--- start The records ---

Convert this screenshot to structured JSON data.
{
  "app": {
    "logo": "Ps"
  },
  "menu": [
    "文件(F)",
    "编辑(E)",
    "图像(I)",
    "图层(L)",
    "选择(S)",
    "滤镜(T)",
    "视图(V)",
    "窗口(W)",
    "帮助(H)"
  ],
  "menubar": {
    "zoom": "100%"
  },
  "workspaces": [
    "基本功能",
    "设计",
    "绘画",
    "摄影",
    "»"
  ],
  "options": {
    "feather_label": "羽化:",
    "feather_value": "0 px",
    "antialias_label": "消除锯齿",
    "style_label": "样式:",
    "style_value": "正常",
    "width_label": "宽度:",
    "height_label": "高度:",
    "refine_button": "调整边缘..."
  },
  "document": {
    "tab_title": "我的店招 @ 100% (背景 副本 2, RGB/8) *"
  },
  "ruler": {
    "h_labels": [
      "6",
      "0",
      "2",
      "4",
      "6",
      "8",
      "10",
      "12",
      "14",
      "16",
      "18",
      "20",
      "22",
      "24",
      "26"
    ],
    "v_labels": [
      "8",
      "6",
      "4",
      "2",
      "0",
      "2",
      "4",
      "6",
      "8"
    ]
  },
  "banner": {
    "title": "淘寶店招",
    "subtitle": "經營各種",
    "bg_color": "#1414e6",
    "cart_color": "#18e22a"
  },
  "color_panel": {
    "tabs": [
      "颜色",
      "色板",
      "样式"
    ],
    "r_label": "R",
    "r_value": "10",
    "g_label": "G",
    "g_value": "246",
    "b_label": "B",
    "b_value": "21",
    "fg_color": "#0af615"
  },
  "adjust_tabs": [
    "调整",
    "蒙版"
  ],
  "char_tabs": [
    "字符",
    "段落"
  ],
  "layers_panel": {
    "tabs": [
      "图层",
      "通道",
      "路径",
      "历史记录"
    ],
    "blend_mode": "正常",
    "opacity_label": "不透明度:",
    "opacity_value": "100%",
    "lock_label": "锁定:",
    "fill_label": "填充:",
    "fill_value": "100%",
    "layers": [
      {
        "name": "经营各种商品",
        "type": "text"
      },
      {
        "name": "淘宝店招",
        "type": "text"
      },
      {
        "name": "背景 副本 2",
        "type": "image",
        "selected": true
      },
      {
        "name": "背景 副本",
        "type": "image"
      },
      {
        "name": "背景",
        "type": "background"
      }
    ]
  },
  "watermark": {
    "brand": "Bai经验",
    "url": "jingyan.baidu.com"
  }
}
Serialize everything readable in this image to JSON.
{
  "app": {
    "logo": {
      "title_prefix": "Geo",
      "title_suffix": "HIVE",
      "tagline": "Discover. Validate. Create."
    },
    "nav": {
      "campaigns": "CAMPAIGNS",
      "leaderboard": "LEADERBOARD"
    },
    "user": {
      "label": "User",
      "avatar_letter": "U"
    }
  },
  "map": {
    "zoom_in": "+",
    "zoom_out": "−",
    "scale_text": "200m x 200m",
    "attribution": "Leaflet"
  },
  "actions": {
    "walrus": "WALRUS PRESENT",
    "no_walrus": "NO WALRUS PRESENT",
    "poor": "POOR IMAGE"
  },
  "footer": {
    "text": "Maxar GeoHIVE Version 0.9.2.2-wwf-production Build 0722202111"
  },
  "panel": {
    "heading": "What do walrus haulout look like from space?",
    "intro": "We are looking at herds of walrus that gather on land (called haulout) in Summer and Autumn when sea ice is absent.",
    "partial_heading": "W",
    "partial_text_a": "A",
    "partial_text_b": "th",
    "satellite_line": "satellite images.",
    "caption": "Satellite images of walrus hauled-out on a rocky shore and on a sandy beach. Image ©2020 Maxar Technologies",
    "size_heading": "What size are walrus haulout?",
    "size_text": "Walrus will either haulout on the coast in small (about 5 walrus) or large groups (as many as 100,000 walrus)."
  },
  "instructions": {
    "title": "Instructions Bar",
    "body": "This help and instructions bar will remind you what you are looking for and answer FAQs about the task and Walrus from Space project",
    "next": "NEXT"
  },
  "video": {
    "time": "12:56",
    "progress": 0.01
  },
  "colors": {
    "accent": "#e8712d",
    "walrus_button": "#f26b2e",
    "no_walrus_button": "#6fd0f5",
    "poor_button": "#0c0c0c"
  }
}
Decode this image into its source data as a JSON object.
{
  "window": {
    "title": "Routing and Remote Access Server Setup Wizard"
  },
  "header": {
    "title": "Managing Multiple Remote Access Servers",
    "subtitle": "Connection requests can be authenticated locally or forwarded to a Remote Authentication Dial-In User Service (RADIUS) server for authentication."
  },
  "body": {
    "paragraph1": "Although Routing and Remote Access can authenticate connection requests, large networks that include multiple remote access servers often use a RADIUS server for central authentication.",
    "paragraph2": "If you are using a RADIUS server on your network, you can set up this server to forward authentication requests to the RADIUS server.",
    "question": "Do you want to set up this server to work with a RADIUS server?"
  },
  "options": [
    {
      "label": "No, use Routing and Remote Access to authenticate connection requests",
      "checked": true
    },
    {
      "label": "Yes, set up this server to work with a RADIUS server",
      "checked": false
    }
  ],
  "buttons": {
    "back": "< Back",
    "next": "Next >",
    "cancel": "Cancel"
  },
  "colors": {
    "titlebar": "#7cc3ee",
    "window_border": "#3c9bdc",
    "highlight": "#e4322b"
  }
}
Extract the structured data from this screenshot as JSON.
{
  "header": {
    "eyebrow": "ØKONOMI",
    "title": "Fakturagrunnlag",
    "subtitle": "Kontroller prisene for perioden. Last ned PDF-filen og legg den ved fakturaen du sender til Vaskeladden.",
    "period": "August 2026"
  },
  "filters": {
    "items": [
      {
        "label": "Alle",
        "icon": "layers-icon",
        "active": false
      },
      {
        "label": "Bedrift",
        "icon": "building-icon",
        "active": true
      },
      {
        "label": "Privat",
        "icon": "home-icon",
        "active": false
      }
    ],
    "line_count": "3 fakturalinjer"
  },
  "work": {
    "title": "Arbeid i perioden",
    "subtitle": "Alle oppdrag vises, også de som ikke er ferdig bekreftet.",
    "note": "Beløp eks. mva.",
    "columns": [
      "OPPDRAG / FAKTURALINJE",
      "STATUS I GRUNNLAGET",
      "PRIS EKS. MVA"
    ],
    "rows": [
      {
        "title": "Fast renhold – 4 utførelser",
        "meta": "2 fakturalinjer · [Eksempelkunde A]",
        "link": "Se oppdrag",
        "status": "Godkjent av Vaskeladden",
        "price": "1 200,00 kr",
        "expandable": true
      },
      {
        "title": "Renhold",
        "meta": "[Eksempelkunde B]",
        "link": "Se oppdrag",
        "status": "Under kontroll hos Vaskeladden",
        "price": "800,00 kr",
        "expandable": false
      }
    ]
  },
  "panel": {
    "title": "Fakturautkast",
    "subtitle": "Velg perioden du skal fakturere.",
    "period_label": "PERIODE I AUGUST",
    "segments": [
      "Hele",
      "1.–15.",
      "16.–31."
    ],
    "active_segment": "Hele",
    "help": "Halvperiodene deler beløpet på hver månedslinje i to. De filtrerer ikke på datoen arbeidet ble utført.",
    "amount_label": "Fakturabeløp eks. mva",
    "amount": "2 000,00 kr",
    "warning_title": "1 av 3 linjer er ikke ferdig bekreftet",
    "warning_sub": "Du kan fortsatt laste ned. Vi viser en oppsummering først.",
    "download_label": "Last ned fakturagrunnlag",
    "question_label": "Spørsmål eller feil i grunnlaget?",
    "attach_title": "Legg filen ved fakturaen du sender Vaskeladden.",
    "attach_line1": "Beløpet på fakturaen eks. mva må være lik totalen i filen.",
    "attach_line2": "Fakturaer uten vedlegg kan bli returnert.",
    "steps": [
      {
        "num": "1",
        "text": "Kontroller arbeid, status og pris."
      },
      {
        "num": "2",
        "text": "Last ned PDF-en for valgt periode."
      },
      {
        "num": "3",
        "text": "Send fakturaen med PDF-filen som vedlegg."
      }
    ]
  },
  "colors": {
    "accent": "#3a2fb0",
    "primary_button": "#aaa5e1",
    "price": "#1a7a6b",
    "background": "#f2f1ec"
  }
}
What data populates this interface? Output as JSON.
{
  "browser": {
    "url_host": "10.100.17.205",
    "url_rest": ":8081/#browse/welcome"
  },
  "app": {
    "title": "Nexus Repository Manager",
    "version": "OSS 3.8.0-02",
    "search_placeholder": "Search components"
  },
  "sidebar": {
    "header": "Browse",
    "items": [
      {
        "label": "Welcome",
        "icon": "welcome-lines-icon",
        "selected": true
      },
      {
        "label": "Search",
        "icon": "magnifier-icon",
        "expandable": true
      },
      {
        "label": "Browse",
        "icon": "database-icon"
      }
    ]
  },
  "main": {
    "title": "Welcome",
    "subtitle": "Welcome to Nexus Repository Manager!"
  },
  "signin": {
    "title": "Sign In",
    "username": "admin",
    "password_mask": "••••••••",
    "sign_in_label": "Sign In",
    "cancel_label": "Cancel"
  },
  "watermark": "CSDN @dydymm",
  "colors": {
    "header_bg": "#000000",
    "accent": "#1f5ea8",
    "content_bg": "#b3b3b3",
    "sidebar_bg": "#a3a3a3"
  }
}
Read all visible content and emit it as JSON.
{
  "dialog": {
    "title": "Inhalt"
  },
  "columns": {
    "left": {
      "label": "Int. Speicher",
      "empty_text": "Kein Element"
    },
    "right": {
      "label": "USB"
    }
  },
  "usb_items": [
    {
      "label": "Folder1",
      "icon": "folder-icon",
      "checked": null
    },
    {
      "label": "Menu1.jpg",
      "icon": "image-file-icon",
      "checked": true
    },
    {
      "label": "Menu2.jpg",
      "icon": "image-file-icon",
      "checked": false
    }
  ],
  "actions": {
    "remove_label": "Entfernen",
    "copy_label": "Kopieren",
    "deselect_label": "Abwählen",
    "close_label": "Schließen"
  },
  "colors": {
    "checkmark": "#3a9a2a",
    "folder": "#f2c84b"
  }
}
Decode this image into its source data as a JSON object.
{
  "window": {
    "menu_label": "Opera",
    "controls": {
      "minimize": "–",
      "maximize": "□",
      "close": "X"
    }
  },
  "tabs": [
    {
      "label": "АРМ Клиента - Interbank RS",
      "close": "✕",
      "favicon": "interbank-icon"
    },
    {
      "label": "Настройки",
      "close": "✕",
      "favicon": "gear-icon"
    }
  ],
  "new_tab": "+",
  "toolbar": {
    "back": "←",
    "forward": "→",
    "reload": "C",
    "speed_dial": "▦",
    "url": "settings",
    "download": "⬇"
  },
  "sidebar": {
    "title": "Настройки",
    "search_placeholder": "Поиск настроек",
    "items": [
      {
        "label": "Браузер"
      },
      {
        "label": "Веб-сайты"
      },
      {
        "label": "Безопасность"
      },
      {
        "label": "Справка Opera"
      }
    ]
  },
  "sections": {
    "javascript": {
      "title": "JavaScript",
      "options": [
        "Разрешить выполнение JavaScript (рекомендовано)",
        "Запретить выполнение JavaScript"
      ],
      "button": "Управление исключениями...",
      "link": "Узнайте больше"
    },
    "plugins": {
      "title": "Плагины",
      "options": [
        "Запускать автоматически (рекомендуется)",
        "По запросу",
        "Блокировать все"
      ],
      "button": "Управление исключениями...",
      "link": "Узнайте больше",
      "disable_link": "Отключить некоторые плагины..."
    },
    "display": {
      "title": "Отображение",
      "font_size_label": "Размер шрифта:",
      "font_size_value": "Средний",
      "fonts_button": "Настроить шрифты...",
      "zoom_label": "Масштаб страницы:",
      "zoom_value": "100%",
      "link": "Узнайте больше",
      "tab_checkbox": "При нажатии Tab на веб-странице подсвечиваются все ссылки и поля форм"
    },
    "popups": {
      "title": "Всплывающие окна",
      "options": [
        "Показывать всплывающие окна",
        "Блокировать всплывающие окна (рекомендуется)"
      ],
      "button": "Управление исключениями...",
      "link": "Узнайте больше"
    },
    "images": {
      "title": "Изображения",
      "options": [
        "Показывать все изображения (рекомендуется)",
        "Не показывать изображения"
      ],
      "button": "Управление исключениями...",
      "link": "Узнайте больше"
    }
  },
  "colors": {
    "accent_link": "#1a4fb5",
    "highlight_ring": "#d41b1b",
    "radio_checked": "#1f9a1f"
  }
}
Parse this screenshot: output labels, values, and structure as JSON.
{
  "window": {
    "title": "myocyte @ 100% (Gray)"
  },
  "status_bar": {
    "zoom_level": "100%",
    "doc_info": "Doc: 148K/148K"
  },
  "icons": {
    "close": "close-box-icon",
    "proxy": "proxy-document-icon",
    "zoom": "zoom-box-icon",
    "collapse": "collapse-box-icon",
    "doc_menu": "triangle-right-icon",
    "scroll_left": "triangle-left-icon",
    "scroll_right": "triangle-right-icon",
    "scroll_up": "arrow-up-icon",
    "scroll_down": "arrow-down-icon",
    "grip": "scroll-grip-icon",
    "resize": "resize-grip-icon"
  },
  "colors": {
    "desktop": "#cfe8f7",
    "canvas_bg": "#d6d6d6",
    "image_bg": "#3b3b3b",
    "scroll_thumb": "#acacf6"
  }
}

--- end The records ---

Stated exercise:
Find the word "looking" in the entries above and gather every line that holds it.

Solution for this problem:
    "intro": "We are looking at herds of walrus that gather on land (called haulout) in Summer and Autumn when sea ice is absent.",
    "body": "This help and instructions bar will remind you what you are looking for and answer FAQs about the task and Walrus from Space project",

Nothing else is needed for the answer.